Dataset excerpt:
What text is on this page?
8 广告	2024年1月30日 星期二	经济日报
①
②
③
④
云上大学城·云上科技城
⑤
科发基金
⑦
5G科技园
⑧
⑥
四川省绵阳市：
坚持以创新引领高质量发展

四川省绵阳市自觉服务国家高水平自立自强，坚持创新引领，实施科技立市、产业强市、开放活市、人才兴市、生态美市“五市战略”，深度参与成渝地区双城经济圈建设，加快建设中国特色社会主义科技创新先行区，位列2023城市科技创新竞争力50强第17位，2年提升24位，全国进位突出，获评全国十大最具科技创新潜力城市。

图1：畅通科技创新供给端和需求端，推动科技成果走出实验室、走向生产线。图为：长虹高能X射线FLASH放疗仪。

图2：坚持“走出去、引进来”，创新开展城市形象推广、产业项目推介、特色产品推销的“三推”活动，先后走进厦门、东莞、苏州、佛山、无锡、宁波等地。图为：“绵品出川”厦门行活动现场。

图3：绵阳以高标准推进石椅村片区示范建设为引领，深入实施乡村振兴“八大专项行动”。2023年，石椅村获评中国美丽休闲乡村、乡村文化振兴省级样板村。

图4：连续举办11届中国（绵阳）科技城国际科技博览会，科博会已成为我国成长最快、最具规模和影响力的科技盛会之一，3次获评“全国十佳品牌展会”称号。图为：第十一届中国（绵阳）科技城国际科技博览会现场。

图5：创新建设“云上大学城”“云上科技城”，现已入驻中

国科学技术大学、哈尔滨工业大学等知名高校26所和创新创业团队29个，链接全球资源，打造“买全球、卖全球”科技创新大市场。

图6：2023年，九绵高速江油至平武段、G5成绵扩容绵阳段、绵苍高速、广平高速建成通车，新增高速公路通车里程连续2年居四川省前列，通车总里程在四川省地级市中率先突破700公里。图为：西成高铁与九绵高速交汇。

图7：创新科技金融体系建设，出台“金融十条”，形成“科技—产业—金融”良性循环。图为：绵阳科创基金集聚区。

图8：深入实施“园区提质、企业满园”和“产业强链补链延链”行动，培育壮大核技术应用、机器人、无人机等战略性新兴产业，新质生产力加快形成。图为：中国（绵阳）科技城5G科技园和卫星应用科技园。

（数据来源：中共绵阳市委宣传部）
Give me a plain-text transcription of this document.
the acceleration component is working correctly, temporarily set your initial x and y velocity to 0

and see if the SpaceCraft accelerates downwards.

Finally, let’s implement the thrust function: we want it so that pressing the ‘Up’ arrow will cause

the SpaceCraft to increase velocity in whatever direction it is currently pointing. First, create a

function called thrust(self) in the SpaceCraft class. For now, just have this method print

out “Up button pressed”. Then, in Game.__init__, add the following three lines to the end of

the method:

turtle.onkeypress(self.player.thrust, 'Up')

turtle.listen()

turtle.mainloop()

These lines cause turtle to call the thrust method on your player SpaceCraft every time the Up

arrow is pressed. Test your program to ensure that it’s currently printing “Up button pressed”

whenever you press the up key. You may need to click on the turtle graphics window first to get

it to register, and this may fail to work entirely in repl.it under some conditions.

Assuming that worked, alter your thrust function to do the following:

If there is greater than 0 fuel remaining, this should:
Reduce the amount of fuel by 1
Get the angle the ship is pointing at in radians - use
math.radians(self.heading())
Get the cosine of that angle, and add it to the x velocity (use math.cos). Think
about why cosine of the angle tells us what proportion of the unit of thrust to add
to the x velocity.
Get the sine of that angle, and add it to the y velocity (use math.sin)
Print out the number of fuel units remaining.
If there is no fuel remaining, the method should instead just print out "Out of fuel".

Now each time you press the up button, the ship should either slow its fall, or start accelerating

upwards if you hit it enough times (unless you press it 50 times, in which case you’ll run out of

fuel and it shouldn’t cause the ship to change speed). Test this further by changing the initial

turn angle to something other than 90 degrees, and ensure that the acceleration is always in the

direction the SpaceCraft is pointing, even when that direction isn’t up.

> _Instructions to follow_:
Output all of the material, please, exactly as it stands.

> _Result_:
What text is on this page?
8 广告	2024年1月30日 星期二	经济日报
①
②
③
④
云上大学城·云上科技城
⑤
科发基金
⑦
5G科技园
⑧
⑥
四川省绵阳市：
坚持以创新引领高质量发展

四川省绵阳市自觉服务国家高水平自立自强，坚持创新引领，实施科技立市、产业强市、开放活市、人才兴市、生态美市“五市战略”，深度参与成渝地区双城经济圈建设，加快建设中国特色社会主义科技创新先行区，位列2023城市科技创新竞争力50强第17位，2年提升24位，全国进位突出，获评全国十大最具科技创新潜力城市。

图1：畅通科技创新供给端和需求端，推动科技成果走出实验室、走向生产线。图为：长虹高能X射线FLASH放疗仪。

图2：坚持“走出去、引进来”，创新开展城市形象推广、产业项目推介、特色产品推销的“三推”活动，先后走进厦门、东莞、苏州、佛山、无锡、宁波等地。图为：“绵品出川”厦门行活动现场。

图3：绵阳以高标准推进石椅村片区示范建设为引领，深入实施乡村振兴“八大专项行动”。2023年，石椅村获评中国美丽休闲乡村、乡村文化振兴省级样板村。

图4：连续举办11届中国（绵阳）科技城国际科技博览会，科博会已成为我国成长最快、最具规模和影响力的科技盛会之一，3次获评“全国十佳品牌展会”称号。图为：第十一届中国（绵阳）科技城国际科技博览会现场。

图5：创新建设“云上大学城”“云上科技城”，现已入驻中

国科学技术大学、哈尔滨工业大学等知名高校26所和创新创业团队29个，链接全球资源，打造“买全球、卖全球”科技创新大市场。

图6：2023年，九绵高速江油至平武段、G5成绵扩容绵阳段、绵苍高速、广平高速建成通车，新增高速公路通车里程连续2年居四川省前列，通车总里程在四川省地级市中率先突破700公里。图为：西成高铁与九绵高速交汇。

图7：创新科技金融体系建设，出台“金融十条”，形成“科技—产业—金融”良性循环。图为：绵阳科创基金集聚区。

图8：深入实施“园区提质、企业满园”和“产业强链补链延链”行动，培育壮大核技术应用、机器人、无人机等战略性新兴产业，新质生产力加快形成。图为：中国（绵阳）科技城5G科技园和卫星应用科技园。

（数据来源：中共绵阳市委宣传部）
Give me a plain-text transcription of this document.
the acceleration component is working correctly, temporarily set your initial x and y velocity to 0

and see if the SpaceCraft accelerates downwards.

Finally, let’s implement the thrust function: we want it so that pressing the ‘Up’ arrow will cause

the SpaceCraft to increase velocity in whatever direction it is currently pointing. First, create a

function called thrust(self) in the SpaceCraft class. For now, just have this method print

out “Up button pressed”. Then, in Game.__init__, add the following three lines to the end of

the method:

turtle.onkeypress(self.player.thrust, 'Up')

turtle.listen()

turtle.mainloop()

These lines cause turtle to call the thrust method on your player SpaceCraft every time the Up

arrow is pressed. Test your program to ensure that it’s currently printing “Up button pressed”

whenever you press the up key. You may need to click on the turtle graphics window first to get

it to register, and this may fail to work entirely in repl.it under some conditions.

Assuming that worked, alter your thrust function to do the following:

If there is greater than 0 fuel remaining, this should:
Reduce the amount of fuel by 1
Get the angle the ship is pointing at in radians - use
math.radians(self.heading())
Get the cosine of that angle, and add it to the x velocity (use math.cos). Think
about why cosine of the angle tells us what proportion of the unit of thrust to add
to the x velocity.
Get the sine of that angle, and add it to the y velocity (use math.sin)
Print out the number of fuel units remaining.
If there is no fuel remaining, the method should instead just print out "Out of fuel".

Now each time you press the up button, the ship should either slow its fall, or start accelerating

upwards if you hit it enough times (unless you press it 50 times, in which case you’ll run out of

fuel and it shouldn’t cause the ship to change speed). Test this further by changing the initial

turn angle to something other than 90 degrees, and ensure that the acceleration is always in the

direction the SpaceCraft is pointing, even when that direction isn’t up.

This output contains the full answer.